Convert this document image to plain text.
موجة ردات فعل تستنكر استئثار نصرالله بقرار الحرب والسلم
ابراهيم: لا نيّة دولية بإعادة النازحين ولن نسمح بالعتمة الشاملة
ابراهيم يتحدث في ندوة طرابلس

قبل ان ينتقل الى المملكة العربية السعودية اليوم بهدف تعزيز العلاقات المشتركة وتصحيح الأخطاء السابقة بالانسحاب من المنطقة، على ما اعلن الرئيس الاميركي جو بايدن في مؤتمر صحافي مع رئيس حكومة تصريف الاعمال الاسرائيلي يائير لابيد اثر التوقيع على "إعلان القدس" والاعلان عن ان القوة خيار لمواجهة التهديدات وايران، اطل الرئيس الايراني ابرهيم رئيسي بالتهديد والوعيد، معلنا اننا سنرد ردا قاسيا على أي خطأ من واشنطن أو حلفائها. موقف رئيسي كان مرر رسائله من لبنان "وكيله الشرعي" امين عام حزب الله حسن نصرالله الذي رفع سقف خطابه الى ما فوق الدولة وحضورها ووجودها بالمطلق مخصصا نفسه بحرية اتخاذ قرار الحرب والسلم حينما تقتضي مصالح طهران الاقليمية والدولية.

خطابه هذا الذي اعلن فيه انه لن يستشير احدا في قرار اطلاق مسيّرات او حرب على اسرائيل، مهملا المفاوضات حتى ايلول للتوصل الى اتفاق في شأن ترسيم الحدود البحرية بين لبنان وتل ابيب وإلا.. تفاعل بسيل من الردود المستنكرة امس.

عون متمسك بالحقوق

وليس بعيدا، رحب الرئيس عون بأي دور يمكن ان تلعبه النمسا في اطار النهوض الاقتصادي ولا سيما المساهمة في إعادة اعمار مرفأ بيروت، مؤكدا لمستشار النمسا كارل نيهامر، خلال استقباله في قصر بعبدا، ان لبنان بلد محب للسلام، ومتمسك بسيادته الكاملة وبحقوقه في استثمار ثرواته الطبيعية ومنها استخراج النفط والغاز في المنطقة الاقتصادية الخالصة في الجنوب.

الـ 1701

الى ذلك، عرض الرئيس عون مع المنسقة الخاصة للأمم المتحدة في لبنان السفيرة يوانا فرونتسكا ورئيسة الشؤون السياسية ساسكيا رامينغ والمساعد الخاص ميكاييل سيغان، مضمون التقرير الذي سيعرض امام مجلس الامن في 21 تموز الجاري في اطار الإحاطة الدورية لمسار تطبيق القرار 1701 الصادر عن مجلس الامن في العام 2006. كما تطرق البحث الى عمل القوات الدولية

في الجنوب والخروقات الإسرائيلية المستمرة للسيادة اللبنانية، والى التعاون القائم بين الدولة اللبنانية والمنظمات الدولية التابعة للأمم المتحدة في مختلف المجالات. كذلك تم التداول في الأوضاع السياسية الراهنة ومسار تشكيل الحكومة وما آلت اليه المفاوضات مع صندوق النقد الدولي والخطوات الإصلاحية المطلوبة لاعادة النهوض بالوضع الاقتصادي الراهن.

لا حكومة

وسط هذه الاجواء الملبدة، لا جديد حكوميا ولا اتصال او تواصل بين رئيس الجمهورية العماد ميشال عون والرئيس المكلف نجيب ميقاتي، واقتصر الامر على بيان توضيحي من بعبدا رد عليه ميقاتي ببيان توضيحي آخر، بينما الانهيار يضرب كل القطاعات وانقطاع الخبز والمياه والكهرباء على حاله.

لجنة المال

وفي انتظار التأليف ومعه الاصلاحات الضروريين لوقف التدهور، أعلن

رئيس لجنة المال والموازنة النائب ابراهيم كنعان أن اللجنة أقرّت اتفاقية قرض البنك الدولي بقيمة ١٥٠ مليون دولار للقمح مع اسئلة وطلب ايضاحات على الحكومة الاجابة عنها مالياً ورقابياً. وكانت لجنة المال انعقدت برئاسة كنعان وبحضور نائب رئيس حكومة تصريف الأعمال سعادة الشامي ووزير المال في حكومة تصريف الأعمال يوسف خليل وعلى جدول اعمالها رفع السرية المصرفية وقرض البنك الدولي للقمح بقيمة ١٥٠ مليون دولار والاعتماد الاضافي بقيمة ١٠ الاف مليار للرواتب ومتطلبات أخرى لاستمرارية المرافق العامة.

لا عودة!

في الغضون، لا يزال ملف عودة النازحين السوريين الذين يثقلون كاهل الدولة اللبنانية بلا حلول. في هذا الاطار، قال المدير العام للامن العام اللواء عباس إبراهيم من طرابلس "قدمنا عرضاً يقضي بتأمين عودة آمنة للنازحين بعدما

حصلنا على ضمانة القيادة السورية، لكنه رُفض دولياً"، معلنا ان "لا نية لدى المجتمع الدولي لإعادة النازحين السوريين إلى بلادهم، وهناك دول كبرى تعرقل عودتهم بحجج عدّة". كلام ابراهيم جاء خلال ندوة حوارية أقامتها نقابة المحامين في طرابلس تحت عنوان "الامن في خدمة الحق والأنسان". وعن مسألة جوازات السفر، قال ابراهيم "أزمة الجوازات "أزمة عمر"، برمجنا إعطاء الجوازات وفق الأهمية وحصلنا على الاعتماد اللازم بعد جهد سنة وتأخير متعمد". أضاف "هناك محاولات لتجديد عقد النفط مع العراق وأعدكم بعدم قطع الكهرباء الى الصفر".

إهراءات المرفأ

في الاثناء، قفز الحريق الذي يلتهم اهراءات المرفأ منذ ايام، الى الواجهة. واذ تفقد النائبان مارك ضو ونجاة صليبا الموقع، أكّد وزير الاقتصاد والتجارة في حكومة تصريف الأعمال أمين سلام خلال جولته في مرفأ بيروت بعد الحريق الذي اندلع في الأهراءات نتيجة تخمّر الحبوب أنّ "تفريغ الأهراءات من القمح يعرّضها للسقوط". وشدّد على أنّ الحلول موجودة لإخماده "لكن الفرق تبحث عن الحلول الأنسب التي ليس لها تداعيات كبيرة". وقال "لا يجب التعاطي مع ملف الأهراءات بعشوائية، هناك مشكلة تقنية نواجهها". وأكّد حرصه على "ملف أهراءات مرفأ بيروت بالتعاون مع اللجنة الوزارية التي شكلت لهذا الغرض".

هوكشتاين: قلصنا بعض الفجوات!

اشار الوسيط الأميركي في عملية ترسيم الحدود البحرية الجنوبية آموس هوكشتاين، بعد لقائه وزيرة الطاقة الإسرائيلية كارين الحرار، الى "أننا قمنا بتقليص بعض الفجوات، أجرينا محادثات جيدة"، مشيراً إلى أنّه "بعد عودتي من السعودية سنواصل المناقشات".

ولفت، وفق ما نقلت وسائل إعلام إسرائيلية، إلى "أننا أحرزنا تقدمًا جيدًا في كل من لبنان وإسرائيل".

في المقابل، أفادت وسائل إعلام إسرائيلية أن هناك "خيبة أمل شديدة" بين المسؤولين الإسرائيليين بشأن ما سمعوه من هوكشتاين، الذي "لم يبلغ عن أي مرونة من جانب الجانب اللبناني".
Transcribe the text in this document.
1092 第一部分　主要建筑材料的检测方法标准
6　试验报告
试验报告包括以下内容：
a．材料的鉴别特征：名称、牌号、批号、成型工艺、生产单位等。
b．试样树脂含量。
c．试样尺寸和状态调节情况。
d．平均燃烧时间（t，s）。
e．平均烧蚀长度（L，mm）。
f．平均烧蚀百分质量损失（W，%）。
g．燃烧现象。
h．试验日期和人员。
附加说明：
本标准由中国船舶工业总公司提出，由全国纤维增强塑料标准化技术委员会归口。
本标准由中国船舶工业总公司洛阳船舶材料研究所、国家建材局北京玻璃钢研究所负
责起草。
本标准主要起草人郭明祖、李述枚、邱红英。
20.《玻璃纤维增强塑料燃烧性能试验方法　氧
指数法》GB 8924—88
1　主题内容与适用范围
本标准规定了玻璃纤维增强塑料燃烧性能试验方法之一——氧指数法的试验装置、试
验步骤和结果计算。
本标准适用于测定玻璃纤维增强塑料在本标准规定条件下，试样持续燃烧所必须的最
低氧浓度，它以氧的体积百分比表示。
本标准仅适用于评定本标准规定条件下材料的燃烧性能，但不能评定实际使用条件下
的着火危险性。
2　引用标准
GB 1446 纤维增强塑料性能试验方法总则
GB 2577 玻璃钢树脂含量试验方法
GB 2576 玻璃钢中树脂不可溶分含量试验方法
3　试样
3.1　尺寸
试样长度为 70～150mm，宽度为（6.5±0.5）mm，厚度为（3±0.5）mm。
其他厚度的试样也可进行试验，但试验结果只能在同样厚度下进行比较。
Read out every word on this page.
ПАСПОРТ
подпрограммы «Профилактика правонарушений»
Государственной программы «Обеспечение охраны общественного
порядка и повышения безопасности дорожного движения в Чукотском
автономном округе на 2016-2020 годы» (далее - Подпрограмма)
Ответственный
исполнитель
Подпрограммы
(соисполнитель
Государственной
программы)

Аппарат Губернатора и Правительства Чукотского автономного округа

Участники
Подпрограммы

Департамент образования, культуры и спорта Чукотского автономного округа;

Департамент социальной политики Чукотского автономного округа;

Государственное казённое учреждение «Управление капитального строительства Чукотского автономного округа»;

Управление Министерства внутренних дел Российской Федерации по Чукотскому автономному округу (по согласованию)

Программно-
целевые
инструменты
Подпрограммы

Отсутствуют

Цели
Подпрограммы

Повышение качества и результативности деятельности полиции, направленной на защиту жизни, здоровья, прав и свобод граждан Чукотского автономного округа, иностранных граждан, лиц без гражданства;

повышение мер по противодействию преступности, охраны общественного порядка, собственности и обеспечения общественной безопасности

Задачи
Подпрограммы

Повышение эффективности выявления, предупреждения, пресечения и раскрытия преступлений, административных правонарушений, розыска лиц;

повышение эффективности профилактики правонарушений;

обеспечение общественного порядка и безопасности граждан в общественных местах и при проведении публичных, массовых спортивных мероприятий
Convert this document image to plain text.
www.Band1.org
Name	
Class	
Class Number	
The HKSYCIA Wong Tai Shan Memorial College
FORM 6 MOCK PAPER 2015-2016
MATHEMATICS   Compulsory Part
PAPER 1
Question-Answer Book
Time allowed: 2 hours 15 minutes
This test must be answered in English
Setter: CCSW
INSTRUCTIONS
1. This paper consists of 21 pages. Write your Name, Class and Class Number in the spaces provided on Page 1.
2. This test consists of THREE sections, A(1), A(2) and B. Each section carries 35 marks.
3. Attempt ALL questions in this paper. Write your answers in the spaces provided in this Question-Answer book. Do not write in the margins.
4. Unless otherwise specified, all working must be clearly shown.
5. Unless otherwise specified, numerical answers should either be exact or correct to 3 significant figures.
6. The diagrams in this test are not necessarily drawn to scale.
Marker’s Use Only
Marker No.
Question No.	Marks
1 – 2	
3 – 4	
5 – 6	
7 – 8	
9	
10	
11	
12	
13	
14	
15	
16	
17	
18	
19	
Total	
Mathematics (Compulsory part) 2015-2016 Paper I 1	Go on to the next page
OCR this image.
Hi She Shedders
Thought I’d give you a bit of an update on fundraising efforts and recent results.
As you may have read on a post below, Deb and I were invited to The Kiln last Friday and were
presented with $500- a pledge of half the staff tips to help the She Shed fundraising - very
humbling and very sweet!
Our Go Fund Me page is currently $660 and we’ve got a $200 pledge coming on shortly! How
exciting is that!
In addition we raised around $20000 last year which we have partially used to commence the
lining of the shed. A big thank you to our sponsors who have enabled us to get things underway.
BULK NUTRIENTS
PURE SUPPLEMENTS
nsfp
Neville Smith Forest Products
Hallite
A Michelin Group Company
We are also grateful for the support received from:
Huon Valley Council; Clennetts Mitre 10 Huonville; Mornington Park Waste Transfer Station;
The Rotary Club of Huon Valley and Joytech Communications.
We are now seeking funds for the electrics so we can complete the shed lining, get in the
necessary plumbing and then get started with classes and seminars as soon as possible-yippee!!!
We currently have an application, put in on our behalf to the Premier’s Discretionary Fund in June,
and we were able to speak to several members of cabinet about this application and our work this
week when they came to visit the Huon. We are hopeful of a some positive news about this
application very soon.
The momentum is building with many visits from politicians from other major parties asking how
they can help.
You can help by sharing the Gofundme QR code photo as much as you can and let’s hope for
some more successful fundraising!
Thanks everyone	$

* Task requirements
Find how many of the lines above have the word "about" in them. State only that number.

* Task solution
2